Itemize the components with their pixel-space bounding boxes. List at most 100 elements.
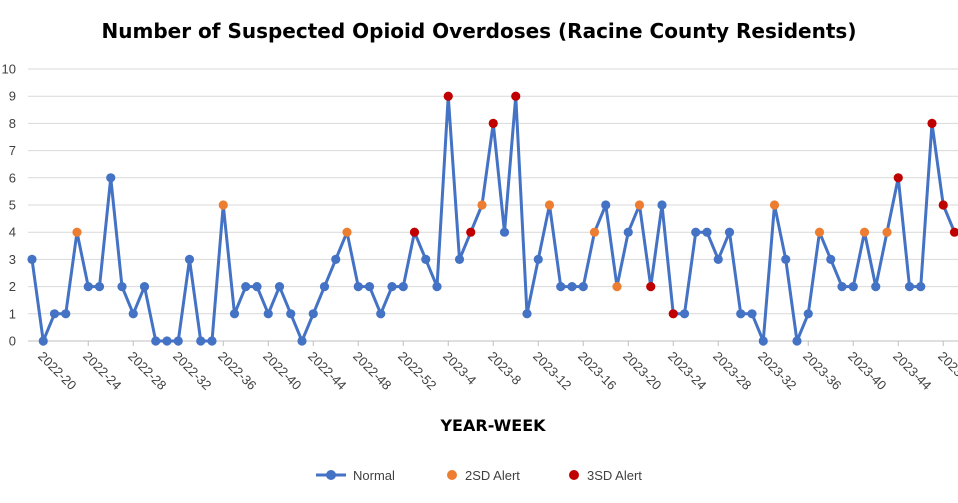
normal-point xyxy=(837,282,847,292)
normal-point xyxy=(421,254,431,264)
2sd-alert-point xyxy=(859,227,870,237)
normal-point xyxy=(657,200,667,210)
normal-point xyxy=(274,282,285,292)
x-tick-label: 2023-32 xyxy=(755,349,799,393)
normal-point xyxy=(94,282,105,292)
2sd-alert-point xyxy=(72,227,82,237)
x-tick-label: 2022-20 xyxy=(35,349,79,393)
x-tick-label: 2022-28 xyxy=(125,349,169,393)
normal-series-polyline xyxy=(30,94,956,343)
y-tick-label: 8 xyxy=(9,116,16,131)
y-tick-label: 4 xyxy=(9,225,16,240)
y-tick-label: 3 xyxy=(9,252,16,267)
2sd-alert-point xyxy=(769,200,780,210)
x-tick-label: 2023-44 xyxy=(890,349,934,393)
x-tick-label: 2022-52 xyxy=(395,349,439,393)
2sd-alert-point xyxy=(342,227,352,237)
normal-point xyxy=(297,336,307,346)
x-tick-label: 2023-28 xyxy=(710,349,754,393)
normal-point xyxy=(691,227,701,237)
normal-point xyxy=(826,254,836,264)
normal-point xyxy=(432,282,442,292)
normal-point xyxy=(106,173,116,183)
2sd-alert-point xyxy=(477,200,487,210)
x-tick-label: 2022-44 xyxy=(305,349,349,393)
normal-point xyxy=(308,309,318,319)
y-tick-label: 6 xyxy=(9,170,16,185)
normal-point xyxy=(263,309,273,319)
normal-point xyxy=(499,227,510,237)
normal-point xyxy=(27,254,37,264)
normal-point xyxy=(781,254,791,264)
normal-point xyxy=(567,282,577,292)
3sd-alert-point xyxy=(466,227,476,237)
normal-point xyxy=(139,282,150,292)
normal-point xyxy=(241,282,251,292)
legend-normal-marker xyxy=(326,470,336,480)
normal-point xyxy=(252,282,262,292)
normal-point xyxy=(702,227,712,237)
chart-title: Number of Suspected Opioid Overdoses (Ra… xyxy=(102,19,857,43)
2sd-alert-point xyxy=(544,200,555,210)
x-tick-label: 2023-48 xyxy=(935,349,958,393)
3sd-alert-point xyxy=(511,91,521,101)
normal-point xyxy=(61,309,71,319)
normal-point xyxy=(49,309,60,319)
normal-point xyxy=(83,282,93,292)
normal-point xyxy=(454,254,465,264)
x-tick-label: 2023-24 xyxy=(665,349,709,393)
normal-point xyxy=(173,336,183,346)
y-tick-label: 1 xyxy=(9,306,16,321)
y-tick-label: 5 xyxy=(9,198,16,213)
normal-point xyxy=(904,282,915,292)
x-tick-label: 2022-36 xyxy=(215,349,259,393)
normal-point xyxy=(916,282,926,292)
2sd-alert-point xyxy=(612,282,622,292)
normal-point xyxy=(871,282,881,292)
normal-point xyxy=(803,309,813,319)
normal-point xyxy=(38,336,48,346)
y-tick-label: 7 xyxy=(9,143,16,158)
normal-point xyxy=(792,336,802,346)
y-tick-label: 0 xyxy=(9,334,16,349)
data-markers xyxy=(27,91,958,346)
normal-point xyxy=(207,336,217,346)
x-axis-label: YEAR-WEEK xyxy=(439,416,546,435)
3sd-alert-point xyxy=(893,173,903,183)
normal-point xyxy=(848,282,858,292)
2sd-alert-point xyxy=(218,200,228,210)
normal-point xyxy=(117,282,127,292)
normal-point xyxy=(713,254,723,264)
normal-point xyxy=(747,309,757,319)
normal-point xyxy=(578,282,588,292)
3sd-alert-point xyxy=(646,282,656,292)
x-tick-label: 2022-32 xyxy=(170,349,214,393)
x-tick-labels: 2022-20 2022-24 2022-28 2022-32 2022-36 2022-… xyxy=(35,341,958,393)
3sd-alert-point xyxy=(488,118,498,128)
legend-3sd-label: 3SD Alert xyxy=(587,468,642,483)
normal-point xyxy=(758,336,768,346)
x-tick-label: 2023-12 xyxy=(530,349,574,393)
legend-3sd-marker xyxy=(569,470,579,480)
2sd-alert-point xyxy=(814,227,825,237)
3sd-alert-point xyxy=(927,118,937,128)
legend-normal-label: Normal xyxy=(353,468,395,483)
normal-point xyxy=(724,227,735,237)
normal-point xyxy=(162,336,172,346)
y-tick-label: 9 xyxy=(9,89,16,104)
x-tick-label: 2023-36 xyxy=(800,349,844,393)
2sd-alert-point xyxy=(634,200,645,210)
normal-point xyxy=(736,309,746,319)
3sd-alert-point xyxy=(938,200,948,210)
x-tick-label: 2023-20 xyxy=(620,349,664,393)
normal-point xyxy=(353,282,363,292)
normal-point xyxy=(679,309,690,319)
normal-point xyxy=(286,309,296,319)
x-tick-label: 2023-4 xyxy=(440,349,479,388)
normal-point xyxy=(319,282,330,292)
normal-point xyxy=(556,282,566,292)
2sd-alert-point xyxy=(882,227,892,237)
normal-point xyxy=(398,282,408,292)
normal-point xyxy=(151,336,161,346)
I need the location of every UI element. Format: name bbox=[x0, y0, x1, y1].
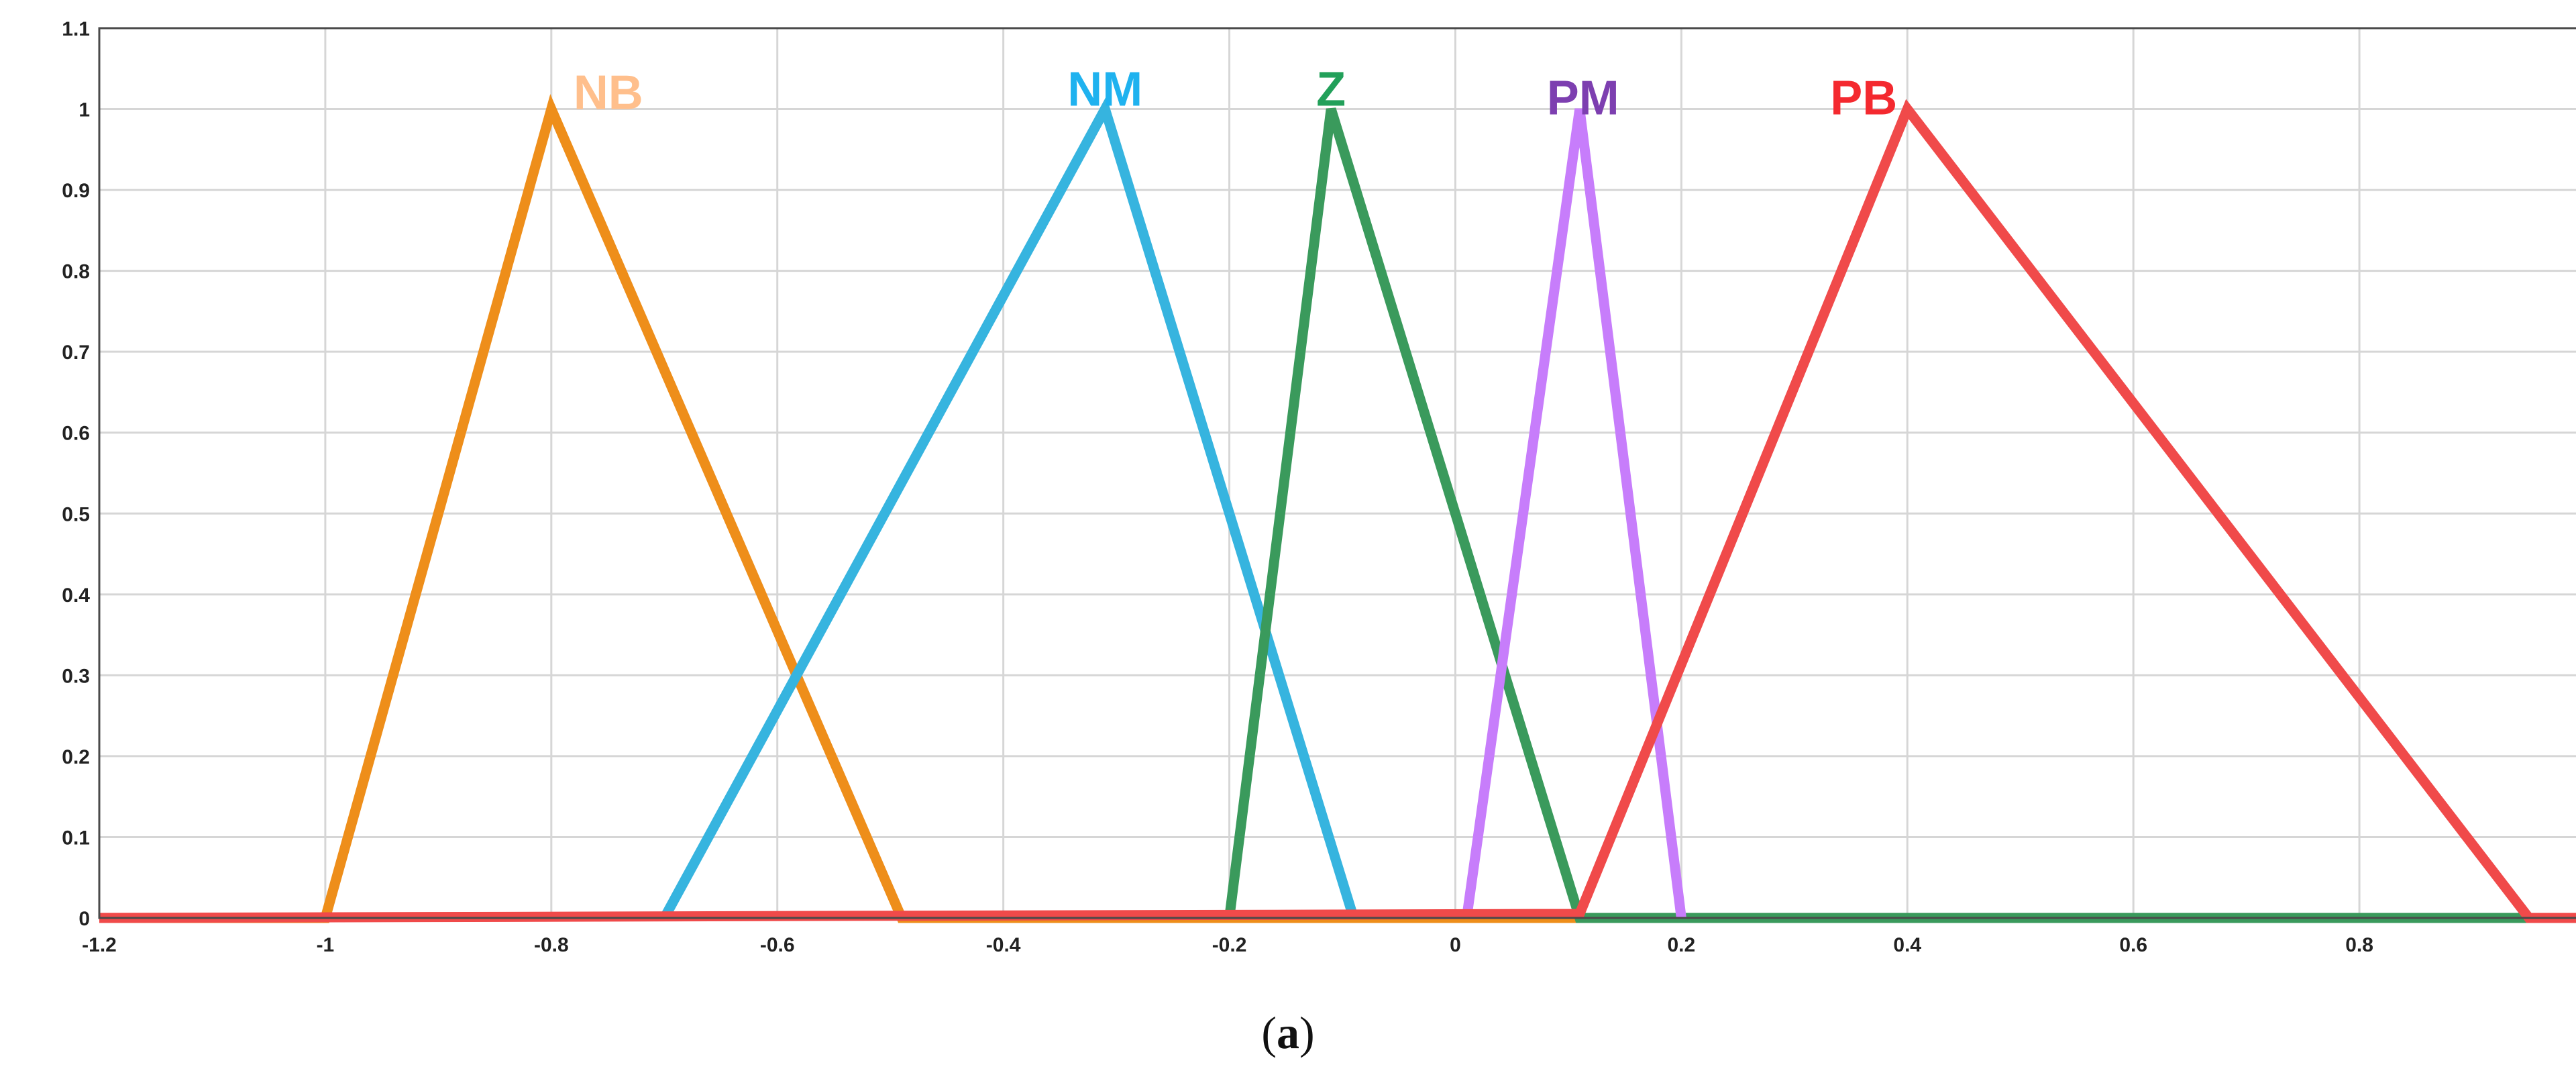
x-tick-label: 0.6 bbox=[2119, 934, 2147, 956]
x-tick-label: -1.2 bbox=[82, 934, 117, 956]
y-tick-label: 0.9 bbox=[62, 180, 90, 202]
x-tick-label: 0.4 bbox=[1893, 934, 1921, 956]
y-tick-label: 1 bbox=[78, 99, 90, 121]
series-labels: NB NM Z PM PB bbox=[574, 63, 1897, 125]
series-label-z: Z bbox=[1316, 63, 1346, 117]
x-tick-label: 0 bbox=[1450, 934, 1461, 956]
y-tick-label: 0.6 bbox=[62, 423, 90, 445]
y-tick-label: 0.3 bbox=[62, 665, 90, 687]
series-label-nb: NB bbox=[574, 66, 643, 120]
y-tick-label: 0.5 bbox=[62, 503, 90, 525]
grid-lines bbox=[98, 27, 2576, 919]
y-tick-label: 1.1 bbox=[62, 18, 90, 40]
series-label-pm: PM bbox=[1547, 72, 1619, 125]
x-tick-label: 0.2 bbox=[1668, 934, 1696, 956]
y-tick-labels: 0 0.1 0.2 0.3 0.4 0.5 0.6 0.7 0.8 0.9 1 1.1 bbox=[62, 18, 90, 930]
x-tick-label: -0.2 bbox=[1212, 934, 1247, 956]
x-tick-labels: -1.2-1-0.8-0.6-0.4-0.200.20.40.60.81 bbox=[82, 934, 2373, 956]
y-tick-label: 0 bbox=[78, 908, 90, 930]
y-tick-label: 0.7 bbox=[62, 342, 90, 364]
caption-open-paren: ( bbox=[1261, 1007, 1277, 1058]
x-tick-label: -0.8 bbox=[534, 934, 569, 956]
x-tick-label: -1 bbox=[317, 934, 335, 956]
series-label-pb: PB bbox=[1830, 72, 1897, 125]
caption-letter: a bbox=[1277, 1007, 1299, 1058]
series-label-nm: NM bbox=[1067, 63, 1142, 117]
axes-frame bbox=[98, 27, 2576, 919]
y-tick-label: 0.4 bbox=[62, 584, 90, 607]
y-tick-label: 0.8 bbox=[62, 261, 90, 283]
x-tick-label: -0.6 bbox=[760, 934, 795, 956]
y-tick-label: 0.2 bbox=[62, 746, 90, 768]
y-tick-label: 0.1 bbox=[62, 827, 90, 849]
series-line-nm bbox=[659, 96, 1359, 921]
x-tick-label: -0.4 bbox=[986, 934, 1021, 956]
series-line-pm bbox=[1461, 108, 1686, 919]
figure-caption: (a) bbox=[1261, 1007, 1314, 1058]
caption-close-paren: ) bbox=[1299, 1007, 1315, 1058]
x-tick-label: 0.8 bbox=[2345, 934, 2373, 956]
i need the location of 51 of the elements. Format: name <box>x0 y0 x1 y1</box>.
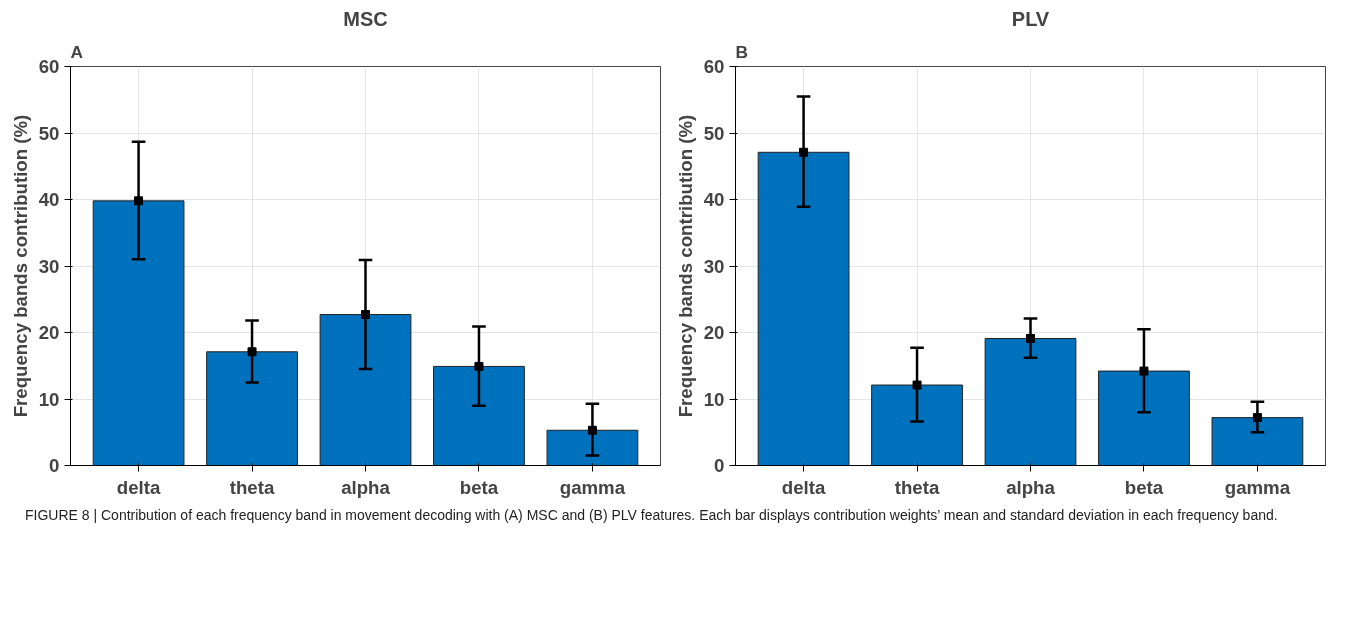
caption: FIGURE 8 | Contribution of each frequency band in movement decoding with (A) MSC and (B) PLV features. Each bar displays contribution weights’ mean and standard deviation in each frequency band. <box>25 506 1278 525</box>
x-tick-label: gamma <box>1224 476 1291 498</box>
bar <box>206 351 298 466</box>
x-tick-label: gamma <box>559 476 626 498</box>
y-tick-label: 50 <box>38 122 60 144</box>
point <box>1252 413 1262 423</box>
y-tick-label: 40 <box>38 189 60 210</box>
x-tick-label: alpha <box>341 476 391 498</box>
bar <box>984 337 1077 466</box>
x-tick-label: delta <box>116 476 161 498</box>
chart-title: MSC <box>343 7 388 30</box>
y-axis-title: Frequency bands contribution (%) <box>674 114 696 418</box>
y-tick-label: 30 <box>38 255 60 277</box>
bar <box>92 200 185 466</box>
x-tick-label: delta <box>781 476 826 498</box>
y-axis-title: Frequency bands contribution (%) <box>9 114 31 418</box>
point <box>799 147 809 157</box>
chart-title: PLV <box>1011 7 1050 30</box>
x-tick-label: alpha <box>1006 476 1056 498</box>
y-tick-label: 10 <box>703 388 725 410</box>
point <box>912 380 922 390</box>
bar <box>1211 417 1304 466</box>
bar <box>433 365 525 466</box>
point <box>587 425 597 435</box>
point <box>474 361 484 371</box>
y-tick-label: 20 <box>703 322 725 343</box>
y-tick-label: 10 <box>38 388 60 410</box>
y-tick-label: 60 <box>38 56 60 77</box>
x-tick-label: theta <box>894 476 940 498</box>
x-tick-label: beta <box>459 476 499 498</box>
bar <box>546 429 639 466</box>
y-tick-label: 50 <box>703 122 725 144</box>
bar <box>319 314 412 466</box>
y-tick-label: 0 <box>714 455 725 476</box>
point <box>1139 366 1149 376</box>
text: B <box>735 41 749 62</box>
text: A <box>70 41 84 62</box>
point <box>247 347 257 357</box>
bar <box>1098 370 1190 466</box>
y-tick-label: 60 <box>703 56 725 77</box>
y-tick-label: 40 <box>703 189 725 210</box>
point <box>1026 333 1035 343</box>
x-tick-label: beta <box>1124 476 1164 498</box>
y-tick-label: 20 <box>38 322 60 343</box>
bar <box>757 151 850 466</box>
y-tick-label: 0 <box>49 455 60 476</box>
x-tick-label: theta <box>229 476 275 498</box>
point <box>361 310 370 320</box>
y-tick-label: 30 <box>703 255 725 277</box>
bar <box>871 384 963 466</box>
point <box>134 196 144 206</box>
══════
Task objective —
Give the rows again starting at the one with "x-tick-label: 0.6 bbox=[2119, 934, 2147, 956]" and ending at the one with "x-tick-label: 0 bbox=[1450, 934, 1461, 956]", renaming "x-tick-label" to "x-axis-label" and leaving everything else unchanged. Return only those rows.

Result —
x-axis-label: 0.6 bbox=[2119, 934, 2147, 956]
x-axis-label: -1.2 bbox=[82, 934, 117, 956]
y-tick-label: 0.9 bbox=[62, 180, 90, 202]
x-axis-label: 0.4 bbox=[1893, 934, 1921, 956]
y-tick-label: 1 bbox=[78, 99, 90, 121]
series-labels: NB NM Z PM PB bbox=[574, 63, 1897, 125]
series-label-z: Z bbox=[1316, 63, 1346, 117]
x-axis-label: 0 bbox=[1450, 934, 1461, 956]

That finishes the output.